[What the exercise asks]: Using the material below, copy every line where "morning" appears.

····················

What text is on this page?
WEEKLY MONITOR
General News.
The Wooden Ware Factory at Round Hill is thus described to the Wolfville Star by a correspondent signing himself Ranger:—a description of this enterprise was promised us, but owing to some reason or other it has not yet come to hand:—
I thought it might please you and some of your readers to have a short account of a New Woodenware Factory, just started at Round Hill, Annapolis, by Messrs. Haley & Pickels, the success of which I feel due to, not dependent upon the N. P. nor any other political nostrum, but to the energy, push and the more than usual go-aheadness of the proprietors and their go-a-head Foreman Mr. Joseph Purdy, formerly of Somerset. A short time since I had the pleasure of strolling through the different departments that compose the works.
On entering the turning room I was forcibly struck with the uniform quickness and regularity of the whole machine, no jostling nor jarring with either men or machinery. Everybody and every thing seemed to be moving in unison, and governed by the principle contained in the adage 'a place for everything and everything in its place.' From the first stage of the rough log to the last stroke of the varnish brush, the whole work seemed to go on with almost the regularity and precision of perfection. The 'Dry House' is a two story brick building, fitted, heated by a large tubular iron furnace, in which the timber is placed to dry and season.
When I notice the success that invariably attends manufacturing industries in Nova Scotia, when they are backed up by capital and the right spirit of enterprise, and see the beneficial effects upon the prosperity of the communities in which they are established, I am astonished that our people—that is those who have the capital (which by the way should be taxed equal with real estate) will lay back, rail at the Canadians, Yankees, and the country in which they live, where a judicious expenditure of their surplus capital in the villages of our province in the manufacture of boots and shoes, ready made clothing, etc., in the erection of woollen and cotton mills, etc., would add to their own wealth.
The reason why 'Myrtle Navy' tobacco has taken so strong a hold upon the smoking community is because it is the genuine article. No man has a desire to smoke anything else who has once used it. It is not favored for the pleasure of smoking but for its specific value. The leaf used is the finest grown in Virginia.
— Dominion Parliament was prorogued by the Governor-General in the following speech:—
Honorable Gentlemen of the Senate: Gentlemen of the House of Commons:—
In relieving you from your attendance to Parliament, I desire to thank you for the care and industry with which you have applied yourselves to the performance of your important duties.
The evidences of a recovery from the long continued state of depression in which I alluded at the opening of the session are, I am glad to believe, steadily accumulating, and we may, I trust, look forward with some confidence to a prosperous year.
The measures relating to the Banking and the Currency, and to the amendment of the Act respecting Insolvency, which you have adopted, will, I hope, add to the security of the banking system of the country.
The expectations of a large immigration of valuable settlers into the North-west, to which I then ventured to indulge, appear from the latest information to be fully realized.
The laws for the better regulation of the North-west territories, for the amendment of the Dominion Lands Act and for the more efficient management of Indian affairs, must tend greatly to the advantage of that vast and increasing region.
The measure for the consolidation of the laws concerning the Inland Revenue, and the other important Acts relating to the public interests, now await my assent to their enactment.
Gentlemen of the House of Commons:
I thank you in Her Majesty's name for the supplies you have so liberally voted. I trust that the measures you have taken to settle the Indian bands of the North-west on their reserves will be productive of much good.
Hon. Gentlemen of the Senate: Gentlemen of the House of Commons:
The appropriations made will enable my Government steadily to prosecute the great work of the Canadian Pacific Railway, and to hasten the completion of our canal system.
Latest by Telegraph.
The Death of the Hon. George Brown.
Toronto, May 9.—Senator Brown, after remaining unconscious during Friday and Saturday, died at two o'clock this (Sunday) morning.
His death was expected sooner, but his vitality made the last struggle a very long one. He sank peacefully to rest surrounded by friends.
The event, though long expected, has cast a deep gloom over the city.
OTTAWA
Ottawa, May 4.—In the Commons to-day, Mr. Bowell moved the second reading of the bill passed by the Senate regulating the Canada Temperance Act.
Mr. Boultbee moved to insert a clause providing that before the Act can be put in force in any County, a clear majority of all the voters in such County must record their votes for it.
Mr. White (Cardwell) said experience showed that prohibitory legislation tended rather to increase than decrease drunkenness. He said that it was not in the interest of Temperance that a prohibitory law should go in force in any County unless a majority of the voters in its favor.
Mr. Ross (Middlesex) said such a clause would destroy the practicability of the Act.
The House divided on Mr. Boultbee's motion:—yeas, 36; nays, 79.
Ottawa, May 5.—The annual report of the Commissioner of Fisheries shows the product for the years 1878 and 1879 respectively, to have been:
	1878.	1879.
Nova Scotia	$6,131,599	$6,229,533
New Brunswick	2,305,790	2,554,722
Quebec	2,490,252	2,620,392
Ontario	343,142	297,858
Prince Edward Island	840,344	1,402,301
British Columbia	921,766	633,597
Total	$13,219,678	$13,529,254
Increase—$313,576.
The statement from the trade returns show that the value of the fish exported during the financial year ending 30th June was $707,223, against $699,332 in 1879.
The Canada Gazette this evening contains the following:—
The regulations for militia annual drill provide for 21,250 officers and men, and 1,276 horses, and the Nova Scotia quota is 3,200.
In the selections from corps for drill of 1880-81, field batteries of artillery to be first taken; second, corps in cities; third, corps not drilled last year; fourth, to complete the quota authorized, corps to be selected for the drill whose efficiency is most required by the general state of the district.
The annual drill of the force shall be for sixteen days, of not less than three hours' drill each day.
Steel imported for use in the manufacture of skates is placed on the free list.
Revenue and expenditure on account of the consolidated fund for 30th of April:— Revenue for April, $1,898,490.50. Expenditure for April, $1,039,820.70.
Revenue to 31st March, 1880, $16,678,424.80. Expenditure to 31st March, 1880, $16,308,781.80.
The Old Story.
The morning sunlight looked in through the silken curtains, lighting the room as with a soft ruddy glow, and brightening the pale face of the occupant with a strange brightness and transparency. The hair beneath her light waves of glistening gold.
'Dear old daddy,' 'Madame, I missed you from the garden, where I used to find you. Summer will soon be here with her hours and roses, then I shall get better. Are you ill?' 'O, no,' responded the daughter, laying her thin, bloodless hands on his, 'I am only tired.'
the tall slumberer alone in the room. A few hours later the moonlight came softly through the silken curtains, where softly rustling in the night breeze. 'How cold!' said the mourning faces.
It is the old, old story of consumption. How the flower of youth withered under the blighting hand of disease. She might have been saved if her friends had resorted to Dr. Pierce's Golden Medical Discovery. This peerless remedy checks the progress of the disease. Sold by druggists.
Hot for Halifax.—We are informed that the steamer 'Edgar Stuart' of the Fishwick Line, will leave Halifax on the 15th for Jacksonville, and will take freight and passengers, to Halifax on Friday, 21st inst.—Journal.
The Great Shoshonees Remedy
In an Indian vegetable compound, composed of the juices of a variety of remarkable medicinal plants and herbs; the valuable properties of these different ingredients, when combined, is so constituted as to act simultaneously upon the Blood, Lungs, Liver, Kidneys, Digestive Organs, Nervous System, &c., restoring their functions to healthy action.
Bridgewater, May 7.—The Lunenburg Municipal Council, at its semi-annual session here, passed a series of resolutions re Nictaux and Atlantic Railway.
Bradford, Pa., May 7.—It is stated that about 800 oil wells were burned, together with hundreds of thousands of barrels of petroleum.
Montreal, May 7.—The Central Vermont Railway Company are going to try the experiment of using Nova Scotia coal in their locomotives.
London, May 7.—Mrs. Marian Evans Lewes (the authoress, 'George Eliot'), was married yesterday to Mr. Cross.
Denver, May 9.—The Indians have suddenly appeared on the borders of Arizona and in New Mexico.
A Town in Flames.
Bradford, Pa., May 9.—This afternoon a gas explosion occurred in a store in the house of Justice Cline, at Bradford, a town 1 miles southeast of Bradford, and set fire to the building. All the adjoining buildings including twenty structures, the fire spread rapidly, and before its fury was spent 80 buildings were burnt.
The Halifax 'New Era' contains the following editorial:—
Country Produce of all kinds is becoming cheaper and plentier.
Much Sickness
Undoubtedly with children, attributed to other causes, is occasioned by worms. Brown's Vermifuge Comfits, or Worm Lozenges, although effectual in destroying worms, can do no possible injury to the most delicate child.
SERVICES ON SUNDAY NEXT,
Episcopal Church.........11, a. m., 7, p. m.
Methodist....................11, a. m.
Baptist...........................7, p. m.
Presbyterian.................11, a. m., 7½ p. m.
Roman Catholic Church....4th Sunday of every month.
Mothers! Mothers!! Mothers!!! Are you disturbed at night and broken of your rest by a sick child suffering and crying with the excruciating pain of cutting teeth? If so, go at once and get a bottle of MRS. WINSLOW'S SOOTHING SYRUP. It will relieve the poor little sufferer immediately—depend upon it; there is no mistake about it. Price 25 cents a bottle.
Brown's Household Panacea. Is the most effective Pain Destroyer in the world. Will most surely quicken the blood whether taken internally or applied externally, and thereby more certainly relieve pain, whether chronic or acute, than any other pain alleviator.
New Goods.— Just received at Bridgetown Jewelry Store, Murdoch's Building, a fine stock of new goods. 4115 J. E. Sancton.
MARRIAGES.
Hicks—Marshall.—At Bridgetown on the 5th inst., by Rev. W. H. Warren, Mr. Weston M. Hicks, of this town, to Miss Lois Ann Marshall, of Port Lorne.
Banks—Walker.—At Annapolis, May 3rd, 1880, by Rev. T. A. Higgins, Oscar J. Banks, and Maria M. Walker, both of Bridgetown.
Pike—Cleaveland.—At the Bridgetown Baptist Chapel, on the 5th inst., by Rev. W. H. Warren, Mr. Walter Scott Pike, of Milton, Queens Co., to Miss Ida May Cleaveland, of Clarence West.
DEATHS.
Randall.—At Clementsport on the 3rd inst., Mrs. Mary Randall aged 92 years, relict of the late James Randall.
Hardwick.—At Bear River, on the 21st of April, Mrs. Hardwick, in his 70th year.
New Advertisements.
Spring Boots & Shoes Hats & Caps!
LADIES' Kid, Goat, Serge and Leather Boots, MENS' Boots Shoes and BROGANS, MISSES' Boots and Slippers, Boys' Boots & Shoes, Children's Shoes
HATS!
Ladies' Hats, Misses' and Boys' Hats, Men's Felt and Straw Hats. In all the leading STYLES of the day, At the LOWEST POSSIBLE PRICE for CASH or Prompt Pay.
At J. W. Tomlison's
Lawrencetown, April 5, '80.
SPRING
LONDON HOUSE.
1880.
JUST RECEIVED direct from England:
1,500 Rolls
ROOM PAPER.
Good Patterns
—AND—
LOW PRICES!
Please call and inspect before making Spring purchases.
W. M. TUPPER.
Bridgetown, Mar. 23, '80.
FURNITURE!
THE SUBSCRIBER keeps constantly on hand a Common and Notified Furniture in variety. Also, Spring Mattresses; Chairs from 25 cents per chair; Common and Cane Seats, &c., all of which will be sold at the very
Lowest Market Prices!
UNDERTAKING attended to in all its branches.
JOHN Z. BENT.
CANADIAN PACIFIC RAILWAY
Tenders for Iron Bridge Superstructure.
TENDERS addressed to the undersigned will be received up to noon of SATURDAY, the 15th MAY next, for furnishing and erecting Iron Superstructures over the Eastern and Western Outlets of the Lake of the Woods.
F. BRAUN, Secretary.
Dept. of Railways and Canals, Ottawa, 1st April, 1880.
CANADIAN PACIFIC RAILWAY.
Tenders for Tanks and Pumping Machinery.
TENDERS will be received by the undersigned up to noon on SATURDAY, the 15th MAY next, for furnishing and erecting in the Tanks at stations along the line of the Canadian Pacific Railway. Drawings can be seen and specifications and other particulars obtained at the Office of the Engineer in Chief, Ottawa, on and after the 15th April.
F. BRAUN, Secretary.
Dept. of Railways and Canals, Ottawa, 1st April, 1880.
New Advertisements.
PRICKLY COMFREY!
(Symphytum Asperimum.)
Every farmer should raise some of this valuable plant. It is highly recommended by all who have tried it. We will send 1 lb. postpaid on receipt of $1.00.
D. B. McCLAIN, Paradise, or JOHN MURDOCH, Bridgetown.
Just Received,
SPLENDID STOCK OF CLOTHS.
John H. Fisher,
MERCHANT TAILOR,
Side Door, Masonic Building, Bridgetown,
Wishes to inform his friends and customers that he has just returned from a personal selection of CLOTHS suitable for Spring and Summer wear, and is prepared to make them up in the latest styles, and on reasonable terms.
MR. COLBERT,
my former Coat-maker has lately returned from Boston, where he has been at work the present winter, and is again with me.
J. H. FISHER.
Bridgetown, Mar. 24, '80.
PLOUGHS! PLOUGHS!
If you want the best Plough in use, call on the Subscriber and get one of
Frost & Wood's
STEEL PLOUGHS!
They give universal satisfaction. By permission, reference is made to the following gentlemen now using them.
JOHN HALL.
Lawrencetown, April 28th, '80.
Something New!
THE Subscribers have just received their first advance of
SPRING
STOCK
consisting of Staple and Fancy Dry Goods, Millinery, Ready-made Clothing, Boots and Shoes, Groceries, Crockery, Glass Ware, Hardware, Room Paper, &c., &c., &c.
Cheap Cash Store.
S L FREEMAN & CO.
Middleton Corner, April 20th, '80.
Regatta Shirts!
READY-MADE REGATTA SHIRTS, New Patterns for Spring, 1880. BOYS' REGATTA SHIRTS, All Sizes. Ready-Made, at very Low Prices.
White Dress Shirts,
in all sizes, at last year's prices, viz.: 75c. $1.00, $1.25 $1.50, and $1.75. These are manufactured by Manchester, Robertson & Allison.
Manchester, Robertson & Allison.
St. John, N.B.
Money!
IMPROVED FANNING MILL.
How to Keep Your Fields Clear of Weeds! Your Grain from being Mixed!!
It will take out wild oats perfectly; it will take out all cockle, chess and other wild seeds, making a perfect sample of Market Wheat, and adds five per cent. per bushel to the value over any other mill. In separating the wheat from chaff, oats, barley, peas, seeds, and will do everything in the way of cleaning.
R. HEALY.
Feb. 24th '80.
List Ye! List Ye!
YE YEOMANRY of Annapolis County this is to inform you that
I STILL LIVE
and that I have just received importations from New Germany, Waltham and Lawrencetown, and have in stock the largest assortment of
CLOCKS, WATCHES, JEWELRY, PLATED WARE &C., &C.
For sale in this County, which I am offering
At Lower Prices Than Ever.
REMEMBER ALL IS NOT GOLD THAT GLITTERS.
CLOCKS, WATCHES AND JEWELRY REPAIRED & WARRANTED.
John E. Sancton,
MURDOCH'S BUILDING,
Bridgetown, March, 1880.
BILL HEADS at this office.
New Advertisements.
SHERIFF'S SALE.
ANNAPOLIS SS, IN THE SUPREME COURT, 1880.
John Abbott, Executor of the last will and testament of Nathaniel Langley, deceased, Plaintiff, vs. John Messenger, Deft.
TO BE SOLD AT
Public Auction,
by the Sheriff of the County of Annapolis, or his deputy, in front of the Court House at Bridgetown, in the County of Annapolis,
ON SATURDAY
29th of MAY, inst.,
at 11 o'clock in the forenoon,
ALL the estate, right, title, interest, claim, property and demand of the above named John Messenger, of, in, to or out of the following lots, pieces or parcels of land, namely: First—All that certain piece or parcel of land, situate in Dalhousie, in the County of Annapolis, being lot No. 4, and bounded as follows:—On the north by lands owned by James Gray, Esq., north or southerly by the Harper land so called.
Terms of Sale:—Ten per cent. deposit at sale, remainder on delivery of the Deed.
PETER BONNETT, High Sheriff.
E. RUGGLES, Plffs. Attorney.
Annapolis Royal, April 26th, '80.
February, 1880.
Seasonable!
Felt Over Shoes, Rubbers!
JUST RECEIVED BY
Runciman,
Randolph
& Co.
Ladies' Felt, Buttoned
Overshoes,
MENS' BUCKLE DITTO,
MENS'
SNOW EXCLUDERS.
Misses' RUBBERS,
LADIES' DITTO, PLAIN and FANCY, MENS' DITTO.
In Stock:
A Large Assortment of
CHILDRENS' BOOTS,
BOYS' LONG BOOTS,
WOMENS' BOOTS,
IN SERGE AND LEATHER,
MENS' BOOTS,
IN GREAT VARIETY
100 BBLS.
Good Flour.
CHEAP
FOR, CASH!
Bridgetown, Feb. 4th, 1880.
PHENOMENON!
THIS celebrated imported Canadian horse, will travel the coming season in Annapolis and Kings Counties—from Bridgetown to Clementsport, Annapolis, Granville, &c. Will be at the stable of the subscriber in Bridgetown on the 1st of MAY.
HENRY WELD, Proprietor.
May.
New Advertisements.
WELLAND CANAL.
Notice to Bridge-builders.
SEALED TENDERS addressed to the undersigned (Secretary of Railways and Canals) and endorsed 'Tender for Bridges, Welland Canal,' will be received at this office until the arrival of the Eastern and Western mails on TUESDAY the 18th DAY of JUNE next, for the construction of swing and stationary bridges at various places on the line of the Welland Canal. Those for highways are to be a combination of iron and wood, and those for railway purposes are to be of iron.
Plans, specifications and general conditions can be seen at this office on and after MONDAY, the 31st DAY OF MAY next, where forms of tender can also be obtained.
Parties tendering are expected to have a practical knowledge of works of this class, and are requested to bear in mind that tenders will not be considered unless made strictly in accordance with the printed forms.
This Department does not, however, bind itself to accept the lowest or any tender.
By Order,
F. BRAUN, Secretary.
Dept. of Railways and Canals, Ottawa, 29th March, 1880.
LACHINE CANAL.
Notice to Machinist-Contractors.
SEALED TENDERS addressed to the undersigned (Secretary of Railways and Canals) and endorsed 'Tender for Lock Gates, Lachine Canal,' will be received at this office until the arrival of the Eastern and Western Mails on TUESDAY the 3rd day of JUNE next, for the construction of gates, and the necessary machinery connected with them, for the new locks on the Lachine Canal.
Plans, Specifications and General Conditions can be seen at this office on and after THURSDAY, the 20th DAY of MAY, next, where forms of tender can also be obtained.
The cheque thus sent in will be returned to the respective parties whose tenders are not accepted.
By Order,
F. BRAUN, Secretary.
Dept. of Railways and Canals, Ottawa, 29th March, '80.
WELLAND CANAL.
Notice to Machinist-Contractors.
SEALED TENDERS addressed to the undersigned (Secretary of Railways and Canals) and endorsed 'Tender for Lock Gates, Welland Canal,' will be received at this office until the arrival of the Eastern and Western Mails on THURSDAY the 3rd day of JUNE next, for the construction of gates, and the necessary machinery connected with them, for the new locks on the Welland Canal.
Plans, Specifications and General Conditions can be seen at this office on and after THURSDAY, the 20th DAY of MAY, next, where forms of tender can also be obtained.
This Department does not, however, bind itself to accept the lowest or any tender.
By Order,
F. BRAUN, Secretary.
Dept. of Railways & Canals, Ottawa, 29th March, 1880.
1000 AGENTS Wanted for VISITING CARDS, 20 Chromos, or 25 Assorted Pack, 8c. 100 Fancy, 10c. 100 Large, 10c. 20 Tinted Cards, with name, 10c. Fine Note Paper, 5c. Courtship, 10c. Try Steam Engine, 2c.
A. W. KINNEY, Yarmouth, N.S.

····················

[Finished exercise]:
Toronto, May 9.—Senator Brown, after remaining unconscious during Friday and Saturday, died at two o'clock this (Sunday) morning.
The morning sunlight looked in through the silken curtains, lighting the room as with a soft ruddy glow, and brightening the pale face of the occupant with a strange brightness and transparency. The hair beneath her light waves of glistening gold.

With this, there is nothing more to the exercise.